Reproduce the records below in full and without edits, omitting images.

--- INFORMATION SUPPLIED ---

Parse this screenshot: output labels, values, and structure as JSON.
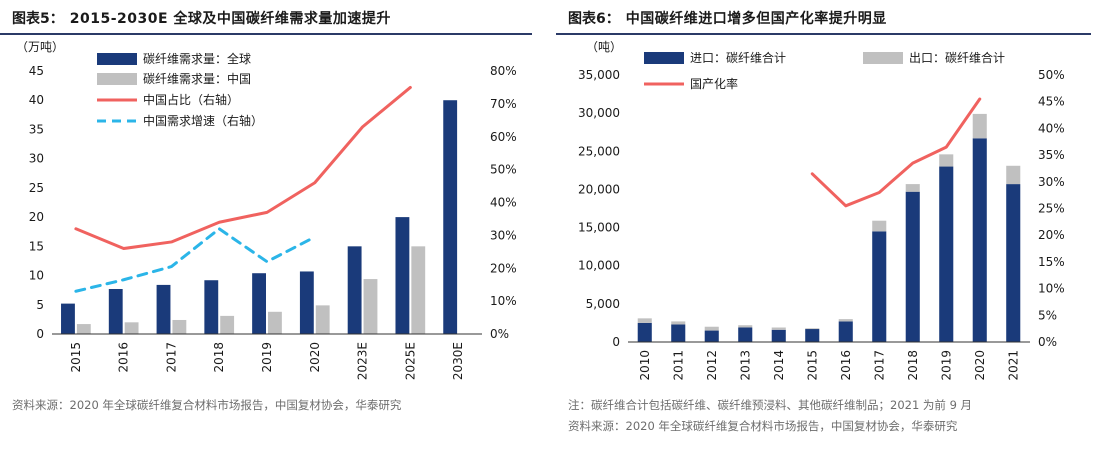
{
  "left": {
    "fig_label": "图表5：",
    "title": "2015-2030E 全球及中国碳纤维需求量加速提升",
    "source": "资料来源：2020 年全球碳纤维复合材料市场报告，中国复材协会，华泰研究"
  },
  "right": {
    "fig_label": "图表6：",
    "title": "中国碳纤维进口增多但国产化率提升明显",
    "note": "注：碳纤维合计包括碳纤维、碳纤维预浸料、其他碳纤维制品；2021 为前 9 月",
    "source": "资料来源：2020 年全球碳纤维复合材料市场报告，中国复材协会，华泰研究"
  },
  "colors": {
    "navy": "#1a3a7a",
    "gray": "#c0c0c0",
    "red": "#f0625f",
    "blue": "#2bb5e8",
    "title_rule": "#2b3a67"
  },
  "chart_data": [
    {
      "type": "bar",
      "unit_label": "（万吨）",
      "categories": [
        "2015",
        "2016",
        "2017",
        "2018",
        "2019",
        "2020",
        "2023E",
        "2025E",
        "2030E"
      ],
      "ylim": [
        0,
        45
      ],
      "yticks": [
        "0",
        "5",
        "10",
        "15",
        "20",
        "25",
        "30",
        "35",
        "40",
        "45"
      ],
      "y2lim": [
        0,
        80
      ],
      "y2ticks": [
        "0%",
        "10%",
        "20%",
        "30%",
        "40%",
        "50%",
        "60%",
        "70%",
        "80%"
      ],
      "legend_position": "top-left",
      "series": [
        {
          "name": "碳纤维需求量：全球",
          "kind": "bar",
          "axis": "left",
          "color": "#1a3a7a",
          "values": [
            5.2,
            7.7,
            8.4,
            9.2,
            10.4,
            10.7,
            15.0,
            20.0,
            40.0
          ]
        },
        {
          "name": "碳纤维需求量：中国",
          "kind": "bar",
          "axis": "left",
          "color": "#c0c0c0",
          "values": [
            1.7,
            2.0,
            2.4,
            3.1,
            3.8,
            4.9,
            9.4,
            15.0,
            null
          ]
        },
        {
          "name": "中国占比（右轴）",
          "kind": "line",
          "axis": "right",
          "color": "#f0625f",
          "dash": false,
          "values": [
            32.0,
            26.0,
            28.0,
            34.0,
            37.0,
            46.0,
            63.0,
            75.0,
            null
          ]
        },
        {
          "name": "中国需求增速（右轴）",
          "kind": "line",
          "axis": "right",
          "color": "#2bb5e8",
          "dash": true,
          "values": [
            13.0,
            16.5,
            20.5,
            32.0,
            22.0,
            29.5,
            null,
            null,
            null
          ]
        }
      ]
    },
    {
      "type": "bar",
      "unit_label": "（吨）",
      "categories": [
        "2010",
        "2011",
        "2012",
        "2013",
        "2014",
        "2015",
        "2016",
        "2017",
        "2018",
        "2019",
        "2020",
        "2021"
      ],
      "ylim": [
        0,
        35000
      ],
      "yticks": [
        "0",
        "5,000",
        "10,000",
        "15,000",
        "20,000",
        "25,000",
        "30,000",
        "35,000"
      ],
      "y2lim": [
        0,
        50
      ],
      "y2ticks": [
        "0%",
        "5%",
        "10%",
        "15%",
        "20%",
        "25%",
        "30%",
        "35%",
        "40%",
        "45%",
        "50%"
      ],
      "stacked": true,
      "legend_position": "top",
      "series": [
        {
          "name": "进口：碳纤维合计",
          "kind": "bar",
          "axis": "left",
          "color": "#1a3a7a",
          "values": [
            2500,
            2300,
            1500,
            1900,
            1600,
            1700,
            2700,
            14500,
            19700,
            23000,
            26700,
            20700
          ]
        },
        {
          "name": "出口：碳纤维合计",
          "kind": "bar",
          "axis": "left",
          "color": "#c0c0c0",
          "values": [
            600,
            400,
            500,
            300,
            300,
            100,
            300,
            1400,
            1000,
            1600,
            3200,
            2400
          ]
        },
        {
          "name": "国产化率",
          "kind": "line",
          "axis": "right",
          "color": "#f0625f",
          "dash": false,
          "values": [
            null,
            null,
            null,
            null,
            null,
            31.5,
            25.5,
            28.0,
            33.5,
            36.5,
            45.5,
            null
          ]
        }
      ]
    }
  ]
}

---

→ **COMPLETED EXERCISE**:
Parse this screenshot: output labels, values, and structure as JSON.
{
  "left": {
    "fig_label": "图表5：",
    "title": "2015-2030E 全球及中国碳纤维需求量加速提升",
    "source": "资料来源：2020 年全球碳纤维复合材料市场报告，中国复材协会，华泰研究"
  },
  "right": {
    "fig_label": "图表6：",
    "title": "中国碳纤维进口增多但国产化率提升明显",
    "note": "注：碳纤维合计包括碳纤维、碳纤维预浸料、其他碳纤维制品；2021 为前 9 月",
    "source": "资料来源：2020 年全球碳纤维复合材料市场报告，中国复材协会，华泰研究"
  },
  "colors": {
    "navy": "#1a3a7a",
    "gray": "#c0c0c0",
    "red": "#f0625f",
    "blue": "#2bb5e8",
    "title_rule": "#2b3a67"
  },
  "chart_data": [
    {
      "type": "bar",
      "unit_label": "（万吨）",
      "categories": [
        "2015",
        "2016",
        "2017",
        "2018",
        "2019",
        "2020",
        "2023E",
        "2025E",
        "2030E"
      ],
      "ylim": [
        0,
        45
      ],
      "yticks": [
        "0",
        "5",
        "10",
        "15",
        "20",
        "25",
        "30",
        "35",
        "40",
        "45"
      ],
      "y2lim": [
        0,
        80
      ],
      "y2ticks": [
        "0%",
        "10%",
        "20%",
        "30%",
        "40%",
        "50%",
        "60%",
        "70%",
        "80%"
      ],
      "legend_position": "top-left",
      "series": [
        {
          "name": "碳纤维需求量：全球",
          "kind": "bar",
          "axis": "left",
          "color": "#1a3a7a",
          "values": [
            5.2,
            7.7,
            8.4,
            9.2,
            10.4,
            10.7,
            15.0,
            20.0,
            40.0
          ]
        },
        {
          "name": "碳纤维需求量：中国",
          "kind": "bar",
          "axis": "left",
          "color": "#c0c0c0",
          "values": [
            1.7,
            2.0,
            2.4,
            3.1,
            3.8,
            4.9,
            9.4,
            15.0,
            null
          ]
        },
        {
          "name": "中国占比（右轴）",
          "kind": "line",
          "axis": "right",
          "color": "#f0625f",
          "dash": false,
          "values": [
            32.0,
            26.0,
            28.0,
            34.0,
            37.0,
            46.0,
            63.0,
            75.0,
            null
          ]
        },
        {
          "name": "中国需求增速（右轴）",
          "kind": "line",
          "axis": "right",
          "color": "#2bb5e8",
          "dash": true,
          "values": [
            13.0,
            16.5,
            20.5,
            32.0,
            22.0,
            29.5,
            null,
            null,
            null
          ]
        }
      ]
    },
    {
      "type": "bar",
      "unit_label": "（吨）",
      "categories": [
        "2010",
        "2011",
        "2012",
        "2013",
        "2014",
        "2015",
        "2016",
        "2017",
        "2018",
        "2019",
        "2020",
        "2021"
      ],
      "ylim": [
        0,
        35000
      ],
      "yticks": [
        "0",
        "5,000",
        "10,000",
        "15,000",
        "20,000",
        "25,000",
        "30,000",
        "35,000"
      ],
      "y2lim": [
        0,
        50
      ],
      "y2ticks": [
        "0%",
        "5%",
        "10%",
        "15%",
        "20%",
        "25%",
        "30%",
        "35%",
        "40%",
        "45%",
        "50%"
      ],
      "stacked": true,
      "legend_position": "top",
      "series": [
        {
          "name": "进口：碳纤维合计",
          "kind": "bar",
          "axis": "left",
          "color": "#1a3a7a",
          "values": [
            2500,
            2300,
            1500,
            1900,
            1600,
            1700,
            2700,
            14500,
            19700,
            23000,
            26700,
            20700
          ]
        },
        {
          "name": "出口：碳纤维合计",
          "kind": "bar",
          "axis": "left",
          "color": "#c0c0c0",
          "values": [
            600,
            400,
            500,
            300,
            300,
            100,
            300,
            1400,
            1000,
            1600,
            3200,
            2400
          ]
        },
        {
          "name": "国产化率",
          "kind": "line",
          "axis": "right",
          "color": "#f0625f",
          "dash": false,
          "values": [
            null,
            null,
            null,
            null,
            null,
            31.5,
            25.5,
            28.0,
            33.5,
            36.5,
            45.5,
            null
          ]
        }
      ]
    }
  ]
}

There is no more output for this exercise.